• Task to complete: Repeat the whole listing exactly.

═══

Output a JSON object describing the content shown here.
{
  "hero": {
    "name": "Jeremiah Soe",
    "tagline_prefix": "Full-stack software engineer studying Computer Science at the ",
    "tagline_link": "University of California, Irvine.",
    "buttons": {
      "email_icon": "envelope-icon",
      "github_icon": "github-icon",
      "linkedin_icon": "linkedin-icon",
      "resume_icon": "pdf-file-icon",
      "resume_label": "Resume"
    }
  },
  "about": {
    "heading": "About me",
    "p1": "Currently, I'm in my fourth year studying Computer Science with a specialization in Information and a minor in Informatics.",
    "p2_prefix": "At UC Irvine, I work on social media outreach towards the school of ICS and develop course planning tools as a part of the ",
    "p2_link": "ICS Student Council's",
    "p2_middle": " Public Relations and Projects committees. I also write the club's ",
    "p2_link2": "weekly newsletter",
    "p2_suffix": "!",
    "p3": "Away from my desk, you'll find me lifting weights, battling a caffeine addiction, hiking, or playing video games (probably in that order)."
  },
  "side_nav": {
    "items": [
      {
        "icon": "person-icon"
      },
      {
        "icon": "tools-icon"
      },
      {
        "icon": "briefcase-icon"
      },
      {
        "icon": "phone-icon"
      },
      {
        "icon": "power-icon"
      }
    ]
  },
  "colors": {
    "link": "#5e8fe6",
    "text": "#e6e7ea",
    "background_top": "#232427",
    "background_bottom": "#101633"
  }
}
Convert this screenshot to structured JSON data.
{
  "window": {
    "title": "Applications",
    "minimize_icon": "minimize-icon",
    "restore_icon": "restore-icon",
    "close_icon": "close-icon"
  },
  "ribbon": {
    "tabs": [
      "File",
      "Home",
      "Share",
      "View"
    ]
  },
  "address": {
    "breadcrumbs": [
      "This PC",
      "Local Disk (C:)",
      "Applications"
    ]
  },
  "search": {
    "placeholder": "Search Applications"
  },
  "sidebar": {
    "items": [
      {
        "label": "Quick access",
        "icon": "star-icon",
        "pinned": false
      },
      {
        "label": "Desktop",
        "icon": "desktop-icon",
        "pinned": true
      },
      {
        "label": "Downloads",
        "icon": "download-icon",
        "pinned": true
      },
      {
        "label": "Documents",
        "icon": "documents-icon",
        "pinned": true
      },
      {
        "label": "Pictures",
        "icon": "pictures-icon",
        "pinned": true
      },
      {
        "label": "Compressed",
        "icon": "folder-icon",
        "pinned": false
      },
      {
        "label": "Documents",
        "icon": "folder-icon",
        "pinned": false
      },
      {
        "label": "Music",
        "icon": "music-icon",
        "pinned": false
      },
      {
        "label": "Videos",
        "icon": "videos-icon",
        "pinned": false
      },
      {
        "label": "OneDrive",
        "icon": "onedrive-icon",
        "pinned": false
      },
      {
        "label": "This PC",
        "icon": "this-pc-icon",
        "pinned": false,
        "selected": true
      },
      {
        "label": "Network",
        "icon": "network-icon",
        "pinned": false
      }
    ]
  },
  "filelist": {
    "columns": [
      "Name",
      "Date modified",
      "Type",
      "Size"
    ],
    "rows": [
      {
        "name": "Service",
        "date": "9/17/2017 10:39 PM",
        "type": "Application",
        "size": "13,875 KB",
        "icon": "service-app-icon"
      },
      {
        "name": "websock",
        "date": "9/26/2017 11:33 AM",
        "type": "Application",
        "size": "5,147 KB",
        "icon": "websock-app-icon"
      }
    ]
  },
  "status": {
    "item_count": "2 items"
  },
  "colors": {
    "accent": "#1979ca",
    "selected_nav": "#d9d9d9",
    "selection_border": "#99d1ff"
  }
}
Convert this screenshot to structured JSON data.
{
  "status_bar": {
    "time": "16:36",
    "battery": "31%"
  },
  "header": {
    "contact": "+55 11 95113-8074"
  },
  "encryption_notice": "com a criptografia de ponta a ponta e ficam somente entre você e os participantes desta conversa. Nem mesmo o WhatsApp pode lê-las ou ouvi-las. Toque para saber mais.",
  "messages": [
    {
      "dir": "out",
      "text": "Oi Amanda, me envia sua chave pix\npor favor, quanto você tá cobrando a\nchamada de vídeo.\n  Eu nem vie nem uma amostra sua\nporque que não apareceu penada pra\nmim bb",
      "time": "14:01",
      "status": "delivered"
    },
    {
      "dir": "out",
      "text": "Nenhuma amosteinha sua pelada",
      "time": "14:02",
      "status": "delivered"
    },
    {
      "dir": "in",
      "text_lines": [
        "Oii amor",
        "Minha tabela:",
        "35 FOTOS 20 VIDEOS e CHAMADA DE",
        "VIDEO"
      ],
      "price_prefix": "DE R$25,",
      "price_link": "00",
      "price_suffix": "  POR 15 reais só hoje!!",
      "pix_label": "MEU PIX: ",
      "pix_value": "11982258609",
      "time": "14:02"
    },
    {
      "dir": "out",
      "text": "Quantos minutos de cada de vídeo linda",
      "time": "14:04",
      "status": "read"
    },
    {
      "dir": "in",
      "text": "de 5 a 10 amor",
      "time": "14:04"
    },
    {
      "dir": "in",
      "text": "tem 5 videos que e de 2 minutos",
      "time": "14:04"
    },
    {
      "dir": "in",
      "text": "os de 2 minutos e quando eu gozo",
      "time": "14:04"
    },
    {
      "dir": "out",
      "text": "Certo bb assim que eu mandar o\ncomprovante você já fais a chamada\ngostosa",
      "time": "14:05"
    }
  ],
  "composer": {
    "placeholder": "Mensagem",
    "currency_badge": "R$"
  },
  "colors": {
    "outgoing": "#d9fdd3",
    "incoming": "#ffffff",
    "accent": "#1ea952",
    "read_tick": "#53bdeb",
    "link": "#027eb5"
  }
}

═══

• The reply:
Output a JSON object describing the content shown here.
{
  "hero": {
    "name": "Jeremiah Soe",
    "tagline_prefix": "Full-stack software engineer studying Computer Science at the ",
    "tagline_link": "University of California, Irvine.",
    "buttons": {
      "email_icon": "envelope-icon",
      "github_icon": "github-icon",
      "linkedin_icon": "linkedin-icon",
      "resume_icon": "pdf-file-icon",
      "resume_label": "Resume"
    }
  },
  "about": {
    "heading": "About me",
    "p1": "Currently, I'm in my fourth year studying Computer Science with a specialization in Information and a minor in Informatics.",
    "p2_prefix": "At UC Irvine, I work on social media outreach towards the school of ICS and develop course planning tools as a part of the ",
    "p2_link": "ICS Student Council's",
    "p2_middle": " Public Relations and Projects committees. I also write the club's ",
    "p2_link2": "weekly newsletter",
    "p2_suffix": "!",
    "p3": "Away from my desk, you'll find me lifting weights, battling a caffeine addiction, hiking, or playing video games (probably in that order)."
  },
  "side_nav": {
    "items": [
      {
        "icon": "person-icon"
      },
      {
        "icon": "tools-icon"
      },
      {
        "icon": "briefcase-icon"
      },
      {
        "icon": "phone-icon"
      },
      {
        "icon": "power-icon"
      }
    ]
  },
  "colors": {
    "link": "#5e8fe6",
    "text": "#e6e7ea",
    "background_top": "#232427",
    "background_bottom": "#101633"
  }
}
Convert this screenshot to structured JSON data.
{
  "window": {
    "title": "Applications",
    "minimize_icon": "minimize-icon",
    "restore_icon": "restore-icon",
    "close_icon": "close-icon"
  },
  "ribbon": {
    "tabs": [
      "File",
      "Home",
      "Share",
      "View"
    ]
  },
  "address": {
    "breadcrumbs": [
      "This PC",
      "Local Disk (C:)",
      "Applications"
    ]
  },
  "search": {
    "placeholder": "Search Applications"
  },
  "sidebar": {
    "items": [
      {
        "label": "Quick access",
        "icon": "star-icon",
        "pinned": false
      },
      {
        "label": "Desktop",
        "icon": "desktop-icon",
        "pinned": true
      },
      {
        "label": "Downloads",
        "icon": "download-icon",
        "pinned": true
      },
      {
        "label": "Documents",
        "icon": "documents-icon",
        "pinned": true
      },
      {
        "label": "Pictures",
        "icon": "pictures-icon",
        "pinned": true
      },
      {
        "label": "Compressed",
        "icon": "folder-icon",
        "pinned": false
      },
      {
        "label": "Documents",
        "icon": "folder-icon",
        "pinned": false
      },
      {
        "label": "Music",
        "icon": "music-icon",
        "pinned": false
      },
      {
        "label": "Videos",
        "icon": "videos-icon",
        "pinned": false
      },
      {
        "label": "OneDrive",
        "icon": "onedrive-icon",
        "pinned": false
      },
      {
        "label": "This PC",
        "icon": "this-pc-icon",
        "pinned": false,
        "selected": true
      },
      {
        "label": "Network",
        "icon": "network-icon",
        "pinned": false
      }
    ]
  },
  "filelist": {
    "columns": [
      "Name",
      "Date modified",
      "Type",
      "Size"
    ],
    "rows": [
      {
        "name": "Service",
        "date": "9/17/2017 10:39 PM",
        "type": "Application",
        "size": "13,875 KB",
        "icon": "service-app-icon"
      },
      {
        "name": "websock",
        "date": "9/26/2017 11:33 AM",
        "type": "Application",
        "size": "5,147 KB",
        "icon": "websock-app-icon"
      }
    ]
  },
  "status": {
    "item_count": "2 items"
  },
  "colors": {
    "accent": "#1979ca",
    "selected_nav": "#d9d9d9",
    "selection_border": "#99d1ff"
  }
}
Convert this screenshot to structured JSON data.
{
  "status_bar": {
    "time": "16:36",
    "battery": "31%"
  },
  "header": {
    "contact": "+55 11 95113-8074"
  },
  "encryption_notice": "com a criptografia de ponta a ponta e ficam somente entre você e os participantes desta conversa. Nem mesmo o WhatsApp pode lê-las ou ouvi-las. Toque para saber mais.",
  "messages": [
    {
      "dir": "out",
      "text": "Oi Amanda, me envia sua chave pix\npor favor, quanto você tá cobrando a\nchamada de vídeo.\n  Eu nem vie nem uma amostra sua\nporque que não apareceu penada pra\nmim bb",
      "time": "14:01",
      "status": "delivered"
    },
    {
      "dir": "out",
      "text": "Nenhuma amosteinha sua pelada",
      "time": "14:02",
      "status": "delivered"
    },
    {
      "dir": "in",
      "text_lines": [
        "Oii amor",
        "Minha tabela:",
        "35 FOTOS 20 VIDEOS e CHAMADA DE",
        "VIDEO"
      ],
      "price_prefix": "DE R$25,",
      "price_link": "00",
      "price_suffix": "  POR 15 reais só hoje!!",
      "pix_label": "MEU PIX: ",
      "pix_value": "11982258609",
      "time": "14:02"
    },
    {
      "dir": "out",
      "text": "Quantos minutos de cada de vídeo linda",
      "time": "14:04",
      "status": "read"
    },
    {
      "dir": "in",
      "text": "de 5 a 10 amor",
      "time": "14:04"
    },
    {
      "dir": "in",
      "text": "tem 5 videos que e de 2 minutos",
      "time": "14:04"
    },
    {
      "dir": "in",
      "text": "os de 2 minutos e quando eu gozo",
      "time": "14:04"
    },
    {
      "dir": "out",
      "text": "Certo bb assim que eu mandar o\ncomprovante você já fais a chamada\ngostosa",
      "time": "14:05"
    }
  ],
  "composer": {
    "placeholder": "Mensagem",
    "currency_badge": "R$"
  },
  "colors": {
    "outgoing": "#d9fdd3",
    "incoming": "#ffffff",
    "accent": "#1ea952",
    "read_tick": "#53bdeb",
    "link": "#027eb5"
  }
}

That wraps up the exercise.